GOAL
Search the listing below for "TradingView". Copy each matching line.

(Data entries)
◇ ◇ ◇ ◇ ◇

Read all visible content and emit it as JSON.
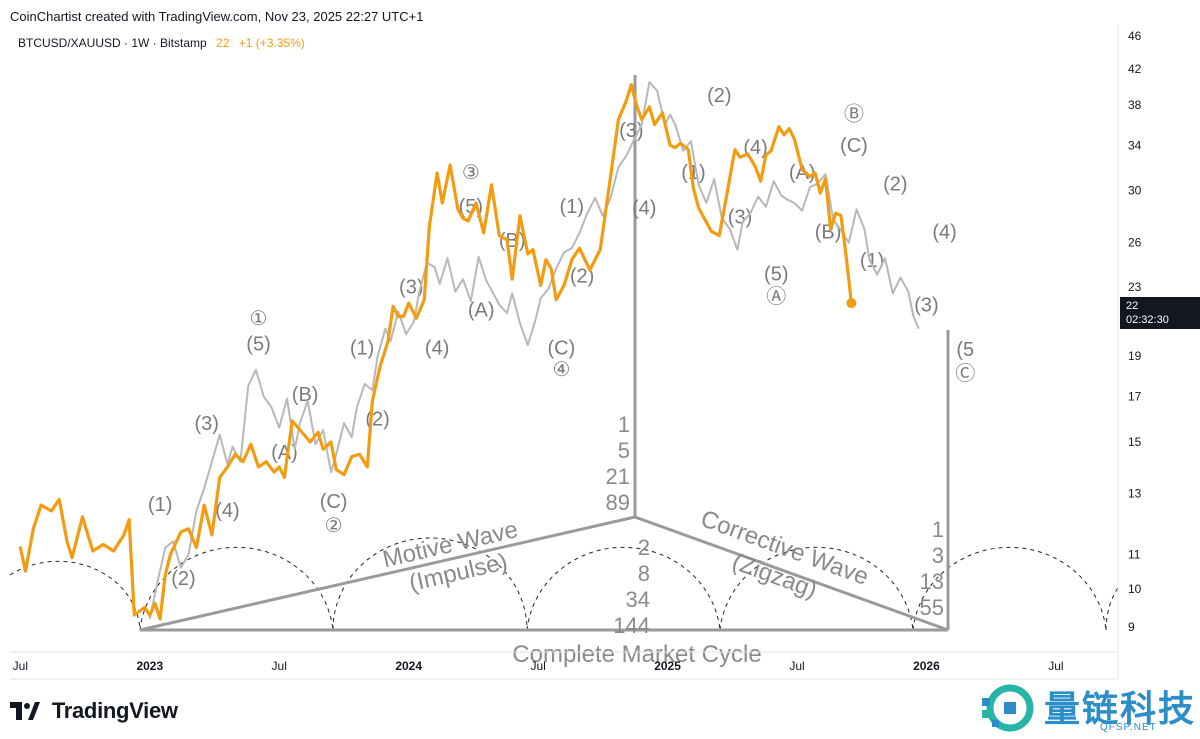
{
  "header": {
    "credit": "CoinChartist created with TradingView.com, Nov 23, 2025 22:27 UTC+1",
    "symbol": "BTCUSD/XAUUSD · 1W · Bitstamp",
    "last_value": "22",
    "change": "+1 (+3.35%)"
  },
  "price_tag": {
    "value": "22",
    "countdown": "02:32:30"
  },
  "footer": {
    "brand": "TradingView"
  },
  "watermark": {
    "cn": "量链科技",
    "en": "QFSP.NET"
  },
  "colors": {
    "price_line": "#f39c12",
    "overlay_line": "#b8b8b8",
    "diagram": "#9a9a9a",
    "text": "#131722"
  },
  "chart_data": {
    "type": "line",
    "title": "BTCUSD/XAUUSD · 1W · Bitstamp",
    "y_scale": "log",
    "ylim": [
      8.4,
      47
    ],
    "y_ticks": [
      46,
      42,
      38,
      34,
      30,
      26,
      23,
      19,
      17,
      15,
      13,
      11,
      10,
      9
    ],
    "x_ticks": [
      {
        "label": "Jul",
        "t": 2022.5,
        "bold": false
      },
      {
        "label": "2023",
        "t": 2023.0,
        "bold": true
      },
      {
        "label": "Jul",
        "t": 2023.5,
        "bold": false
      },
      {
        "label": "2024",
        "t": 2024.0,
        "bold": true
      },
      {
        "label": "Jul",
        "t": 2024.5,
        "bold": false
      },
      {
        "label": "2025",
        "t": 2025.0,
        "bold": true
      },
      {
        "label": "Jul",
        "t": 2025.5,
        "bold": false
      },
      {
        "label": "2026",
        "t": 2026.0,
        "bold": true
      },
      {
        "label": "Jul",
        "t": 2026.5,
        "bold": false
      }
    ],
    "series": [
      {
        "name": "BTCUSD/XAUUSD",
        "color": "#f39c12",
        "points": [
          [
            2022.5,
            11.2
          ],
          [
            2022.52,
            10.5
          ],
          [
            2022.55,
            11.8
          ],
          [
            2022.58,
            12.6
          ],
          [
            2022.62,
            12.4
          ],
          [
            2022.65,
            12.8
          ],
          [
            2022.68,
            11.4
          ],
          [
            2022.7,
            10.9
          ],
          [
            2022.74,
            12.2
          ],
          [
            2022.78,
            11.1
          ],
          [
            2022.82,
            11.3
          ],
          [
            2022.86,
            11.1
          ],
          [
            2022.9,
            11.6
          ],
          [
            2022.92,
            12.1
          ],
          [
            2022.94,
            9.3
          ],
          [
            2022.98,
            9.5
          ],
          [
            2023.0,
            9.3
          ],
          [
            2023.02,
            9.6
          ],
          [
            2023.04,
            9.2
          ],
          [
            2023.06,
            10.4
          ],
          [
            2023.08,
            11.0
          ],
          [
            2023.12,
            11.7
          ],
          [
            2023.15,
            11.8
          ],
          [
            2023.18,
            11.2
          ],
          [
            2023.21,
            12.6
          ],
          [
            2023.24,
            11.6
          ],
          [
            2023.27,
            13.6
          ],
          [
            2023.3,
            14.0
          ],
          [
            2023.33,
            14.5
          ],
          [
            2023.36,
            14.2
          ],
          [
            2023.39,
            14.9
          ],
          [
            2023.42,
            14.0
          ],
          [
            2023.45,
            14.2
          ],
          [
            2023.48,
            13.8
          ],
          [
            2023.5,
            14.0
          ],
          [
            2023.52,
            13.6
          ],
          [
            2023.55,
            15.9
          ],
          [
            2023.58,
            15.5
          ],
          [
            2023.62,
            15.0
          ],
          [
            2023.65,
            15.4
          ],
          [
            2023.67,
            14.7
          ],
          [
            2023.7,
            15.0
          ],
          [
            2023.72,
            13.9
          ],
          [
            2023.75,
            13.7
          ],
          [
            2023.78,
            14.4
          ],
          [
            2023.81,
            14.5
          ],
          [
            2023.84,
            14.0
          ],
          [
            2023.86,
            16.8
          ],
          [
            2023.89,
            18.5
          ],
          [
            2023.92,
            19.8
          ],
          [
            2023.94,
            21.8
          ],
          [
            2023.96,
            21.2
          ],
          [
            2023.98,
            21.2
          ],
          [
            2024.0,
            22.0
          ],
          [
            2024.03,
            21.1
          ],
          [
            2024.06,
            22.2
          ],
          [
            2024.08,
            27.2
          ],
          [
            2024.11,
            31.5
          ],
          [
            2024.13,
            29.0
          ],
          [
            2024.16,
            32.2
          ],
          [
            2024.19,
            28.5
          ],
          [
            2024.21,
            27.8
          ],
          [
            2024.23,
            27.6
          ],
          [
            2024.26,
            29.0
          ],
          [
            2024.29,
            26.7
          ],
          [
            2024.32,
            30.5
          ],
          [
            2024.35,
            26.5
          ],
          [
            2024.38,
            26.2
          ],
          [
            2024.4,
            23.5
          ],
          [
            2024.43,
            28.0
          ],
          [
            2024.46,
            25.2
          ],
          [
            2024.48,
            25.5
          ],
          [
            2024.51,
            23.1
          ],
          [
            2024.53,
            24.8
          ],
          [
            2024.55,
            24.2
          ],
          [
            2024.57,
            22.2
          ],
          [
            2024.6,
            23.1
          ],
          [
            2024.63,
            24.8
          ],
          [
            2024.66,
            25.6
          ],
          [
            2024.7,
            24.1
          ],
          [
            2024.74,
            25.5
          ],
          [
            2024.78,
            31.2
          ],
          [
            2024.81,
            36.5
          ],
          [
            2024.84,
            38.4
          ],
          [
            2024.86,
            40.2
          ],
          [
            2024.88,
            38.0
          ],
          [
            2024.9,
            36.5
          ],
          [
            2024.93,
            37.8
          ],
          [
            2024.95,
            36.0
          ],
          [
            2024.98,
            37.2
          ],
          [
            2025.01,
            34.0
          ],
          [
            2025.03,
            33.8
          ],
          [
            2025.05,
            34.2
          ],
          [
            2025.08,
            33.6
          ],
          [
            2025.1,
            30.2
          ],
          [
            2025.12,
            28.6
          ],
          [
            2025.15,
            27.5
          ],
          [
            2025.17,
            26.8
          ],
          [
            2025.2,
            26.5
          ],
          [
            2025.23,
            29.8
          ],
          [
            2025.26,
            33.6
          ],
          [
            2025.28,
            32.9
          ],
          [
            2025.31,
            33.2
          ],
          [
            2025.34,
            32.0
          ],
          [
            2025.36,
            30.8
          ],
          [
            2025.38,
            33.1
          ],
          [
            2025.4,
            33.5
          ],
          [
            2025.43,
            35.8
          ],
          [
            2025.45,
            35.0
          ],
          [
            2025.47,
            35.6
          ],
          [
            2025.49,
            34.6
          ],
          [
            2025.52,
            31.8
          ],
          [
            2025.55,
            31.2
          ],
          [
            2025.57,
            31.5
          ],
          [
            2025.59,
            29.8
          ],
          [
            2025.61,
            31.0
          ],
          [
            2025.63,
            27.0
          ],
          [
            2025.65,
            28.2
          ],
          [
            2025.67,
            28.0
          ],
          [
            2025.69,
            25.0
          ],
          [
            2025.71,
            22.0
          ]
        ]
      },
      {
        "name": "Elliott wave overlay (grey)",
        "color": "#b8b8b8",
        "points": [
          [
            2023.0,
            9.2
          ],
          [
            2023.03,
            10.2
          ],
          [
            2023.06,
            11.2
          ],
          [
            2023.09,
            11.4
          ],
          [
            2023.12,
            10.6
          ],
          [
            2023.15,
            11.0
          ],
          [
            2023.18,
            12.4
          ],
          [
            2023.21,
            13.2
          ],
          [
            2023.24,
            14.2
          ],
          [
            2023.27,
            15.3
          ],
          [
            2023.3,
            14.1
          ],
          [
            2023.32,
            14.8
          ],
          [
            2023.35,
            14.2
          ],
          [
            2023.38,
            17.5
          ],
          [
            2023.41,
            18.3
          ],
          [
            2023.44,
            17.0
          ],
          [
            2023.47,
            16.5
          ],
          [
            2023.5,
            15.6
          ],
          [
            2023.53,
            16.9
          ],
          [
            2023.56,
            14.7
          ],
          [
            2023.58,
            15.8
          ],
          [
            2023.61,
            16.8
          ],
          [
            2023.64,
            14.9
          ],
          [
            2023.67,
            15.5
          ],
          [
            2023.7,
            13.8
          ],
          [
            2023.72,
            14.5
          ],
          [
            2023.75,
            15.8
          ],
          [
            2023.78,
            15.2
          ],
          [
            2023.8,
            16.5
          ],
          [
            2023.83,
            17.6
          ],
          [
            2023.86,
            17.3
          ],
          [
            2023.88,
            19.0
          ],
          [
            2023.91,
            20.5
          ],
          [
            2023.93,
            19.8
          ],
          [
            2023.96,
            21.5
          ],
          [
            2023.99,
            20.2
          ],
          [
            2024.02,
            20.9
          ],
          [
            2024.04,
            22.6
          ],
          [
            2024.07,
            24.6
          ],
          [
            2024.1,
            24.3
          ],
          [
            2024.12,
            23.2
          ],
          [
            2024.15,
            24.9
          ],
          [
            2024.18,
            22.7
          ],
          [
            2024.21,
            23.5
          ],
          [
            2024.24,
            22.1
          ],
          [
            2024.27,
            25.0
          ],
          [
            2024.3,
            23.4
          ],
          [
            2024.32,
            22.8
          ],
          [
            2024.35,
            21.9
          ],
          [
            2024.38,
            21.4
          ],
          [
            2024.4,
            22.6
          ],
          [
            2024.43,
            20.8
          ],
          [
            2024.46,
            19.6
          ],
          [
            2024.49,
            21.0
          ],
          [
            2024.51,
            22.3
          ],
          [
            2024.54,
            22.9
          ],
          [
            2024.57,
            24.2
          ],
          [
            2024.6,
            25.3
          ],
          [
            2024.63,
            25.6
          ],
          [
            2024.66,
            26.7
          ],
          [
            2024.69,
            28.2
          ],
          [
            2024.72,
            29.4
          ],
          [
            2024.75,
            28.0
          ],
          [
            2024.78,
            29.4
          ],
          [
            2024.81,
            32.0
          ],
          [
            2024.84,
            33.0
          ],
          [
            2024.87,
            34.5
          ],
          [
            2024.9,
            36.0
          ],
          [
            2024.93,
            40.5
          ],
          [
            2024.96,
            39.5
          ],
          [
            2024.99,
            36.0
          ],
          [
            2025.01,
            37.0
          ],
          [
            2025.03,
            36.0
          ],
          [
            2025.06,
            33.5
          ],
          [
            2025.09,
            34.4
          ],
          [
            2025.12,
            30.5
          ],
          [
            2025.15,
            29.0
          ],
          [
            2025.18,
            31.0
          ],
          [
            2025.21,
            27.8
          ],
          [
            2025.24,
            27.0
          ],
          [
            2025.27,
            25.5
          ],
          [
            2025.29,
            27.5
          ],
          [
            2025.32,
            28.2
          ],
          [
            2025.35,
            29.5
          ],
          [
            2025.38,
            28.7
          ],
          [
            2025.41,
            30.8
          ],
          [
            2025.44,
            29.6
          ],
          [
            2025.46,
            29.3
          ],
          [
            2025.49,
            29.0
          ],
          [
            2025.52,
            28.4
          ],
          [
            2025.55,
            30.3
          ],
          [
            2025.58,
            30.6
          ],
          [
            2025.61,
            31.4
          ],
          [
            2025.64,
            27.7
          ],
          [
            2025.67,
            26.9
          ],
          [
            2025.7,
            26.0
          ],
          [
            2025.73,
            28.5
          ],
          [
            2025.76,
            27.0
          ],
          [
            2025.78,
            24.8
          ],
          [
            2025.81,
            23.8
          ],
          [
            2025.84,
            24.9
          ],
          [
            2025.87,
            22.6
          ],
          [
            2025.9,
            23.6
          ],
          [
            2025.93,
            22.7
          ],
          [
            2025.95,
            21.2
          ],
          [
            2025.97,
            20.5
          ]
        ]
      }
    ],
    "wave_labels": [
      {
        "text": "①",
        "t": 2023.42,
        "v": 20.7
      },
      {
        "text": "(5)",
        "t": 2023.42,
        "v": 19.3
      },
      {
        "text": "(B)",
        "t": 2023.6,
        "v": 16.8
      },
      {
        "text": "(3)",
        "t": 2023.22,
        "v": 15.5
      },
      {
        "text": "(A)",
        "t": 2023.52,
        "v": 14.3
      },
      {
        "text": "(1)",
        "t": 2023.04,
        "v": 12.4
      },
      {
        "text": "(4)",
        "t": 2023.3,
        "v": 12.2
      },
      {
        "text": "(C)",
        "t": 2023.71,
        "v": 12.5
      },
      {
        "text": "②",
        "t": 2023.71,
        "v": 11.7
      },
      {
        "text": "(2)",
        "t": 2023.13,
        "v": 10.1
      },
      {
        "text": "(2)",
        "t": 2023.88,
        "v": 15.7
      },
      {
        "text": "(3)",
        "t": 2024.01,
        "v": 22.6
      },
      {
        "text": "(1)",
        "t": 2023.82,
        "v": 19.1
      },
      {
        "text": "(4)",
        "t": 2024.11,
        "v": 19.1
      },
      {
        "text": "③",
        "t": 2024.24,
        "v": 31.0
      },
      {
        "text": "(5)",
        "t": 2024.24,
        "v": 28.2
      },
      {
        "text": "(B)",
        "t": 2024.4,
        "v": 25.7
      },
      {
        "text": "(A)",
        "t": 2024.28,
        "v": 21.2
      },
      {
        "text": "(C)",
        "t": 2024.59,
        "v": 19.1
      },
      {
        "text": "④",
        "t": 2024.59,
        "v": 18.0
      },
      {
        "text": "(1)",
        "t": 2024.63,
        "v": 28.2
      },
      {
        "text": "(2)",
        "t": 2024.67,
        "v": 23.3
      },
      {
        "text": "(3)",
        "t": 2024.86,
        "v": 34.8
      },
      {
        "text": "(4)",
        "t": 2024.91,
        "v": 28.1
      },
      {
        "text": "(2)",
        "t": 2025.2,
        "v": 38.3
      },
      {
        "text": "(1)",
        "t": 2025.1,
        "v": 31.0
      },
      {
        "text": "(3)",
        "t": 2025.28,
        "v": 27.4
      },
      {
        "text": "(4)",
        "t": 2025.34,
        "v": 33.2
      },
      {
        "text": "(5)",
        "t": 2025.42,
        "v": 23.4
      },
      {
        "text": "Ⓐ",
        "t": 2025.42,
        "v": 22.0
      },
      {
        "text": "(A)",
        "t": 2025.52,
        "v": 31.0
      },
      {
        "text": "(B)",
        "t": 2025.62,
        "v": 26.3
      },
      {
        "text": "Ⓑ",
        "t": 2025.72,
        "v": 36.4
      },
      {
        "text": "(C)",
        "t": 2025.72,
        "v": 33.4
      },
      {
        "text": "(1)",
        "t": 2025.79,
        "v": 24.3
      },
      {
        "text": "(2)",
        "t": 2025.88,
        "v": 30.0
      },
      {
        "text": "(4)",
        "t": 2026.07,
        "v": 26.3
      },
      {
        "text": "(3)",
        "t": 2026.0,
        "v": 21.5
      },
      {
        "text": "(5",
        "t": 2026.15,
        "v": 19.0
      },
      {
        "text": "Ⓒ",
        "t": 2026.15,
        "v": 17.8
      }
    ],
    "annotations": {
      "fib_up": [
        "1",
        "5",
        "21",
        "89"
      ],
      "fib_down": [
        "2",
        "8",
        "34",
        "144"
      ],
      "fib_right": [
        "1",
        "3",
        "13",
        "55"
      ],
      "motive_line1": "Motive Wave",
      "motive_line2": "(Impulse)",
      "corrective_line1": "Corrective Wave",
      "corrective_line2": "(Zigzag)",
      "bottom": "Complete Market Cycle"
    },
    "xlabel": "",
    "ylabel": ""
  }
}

◇ ◇ ◇ ◇ ◇

SOLUTION FOR THIS TASK
    "credit": "CoinChartist created with TradingView.com, Nov 23, 2025 22:27 UTC+1",
    "brand": "TradingView"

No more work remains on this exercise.